Segment Start: Records for the task

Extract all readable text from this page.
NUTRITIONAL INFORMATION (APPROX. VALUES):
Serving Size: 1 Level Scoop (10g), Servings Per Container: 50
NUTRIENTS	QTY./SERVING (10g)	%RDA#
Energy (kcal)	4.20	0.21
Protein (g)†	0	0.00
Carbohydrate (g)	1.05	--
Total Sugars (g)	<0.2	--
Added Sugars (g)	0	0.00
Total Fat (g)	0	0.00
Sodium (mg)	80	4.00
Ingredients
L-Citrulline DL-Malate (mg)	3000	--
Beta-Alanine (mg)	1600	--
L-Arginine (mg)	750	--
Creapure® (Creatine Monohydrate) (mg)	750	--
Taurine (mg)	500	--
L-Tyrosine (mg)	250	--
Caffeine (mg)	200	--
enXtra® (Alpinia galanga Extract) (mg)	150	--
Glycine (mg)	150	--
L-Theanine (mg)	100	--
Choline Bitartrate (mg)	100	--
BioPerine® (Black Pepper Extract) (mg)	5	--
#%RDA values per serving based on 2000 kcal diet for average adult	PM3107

Segment End: Records for the task

Word for word, print every line above.

■ **Output of the exercise**
Extract all readable text from this page.
NUTRITIONAL INFORMATION (APPROX. VALUES):
Serving Size: 1 Level Scoop (10g), Servings Per Container: 50
NUTRIENTS	QTY./SERVING (10g)	%RDA#
Energy (kcal)	4.20	0.21
Protein (g)†	0	0.00
Carbohydrate (g)	1.05	--
Total Sugars (g)	<0.2	--
Added Sugars (g)	0	0.00
Total Fat (g)	0	0.00
Sodium (mg)	80	4.00
Ingredients
L-Citrulline DL-Malate (mg)	3000	--
Beta-Alanine (mg)	1600	--
L-Arginine (mg)	750	--
Creapure® (Creatine Monohydrate) (mg)	750	--
Taurine (mg)	500	--
L-Tyrosine (mg)	250	--
Caffeine (mg)	200	--
enXtra® (Alpinia galanga Extract) (mg)	150	--
Glycine (mg)	150	--
L-Theanine (mg)	100	--
Choline Bitartrate (mg)	100	--
BioPerine® (Black Pepper Extract) (mg)	5	--
#%RDA values per serving based on 2000 kcal diet for average adult	PM3107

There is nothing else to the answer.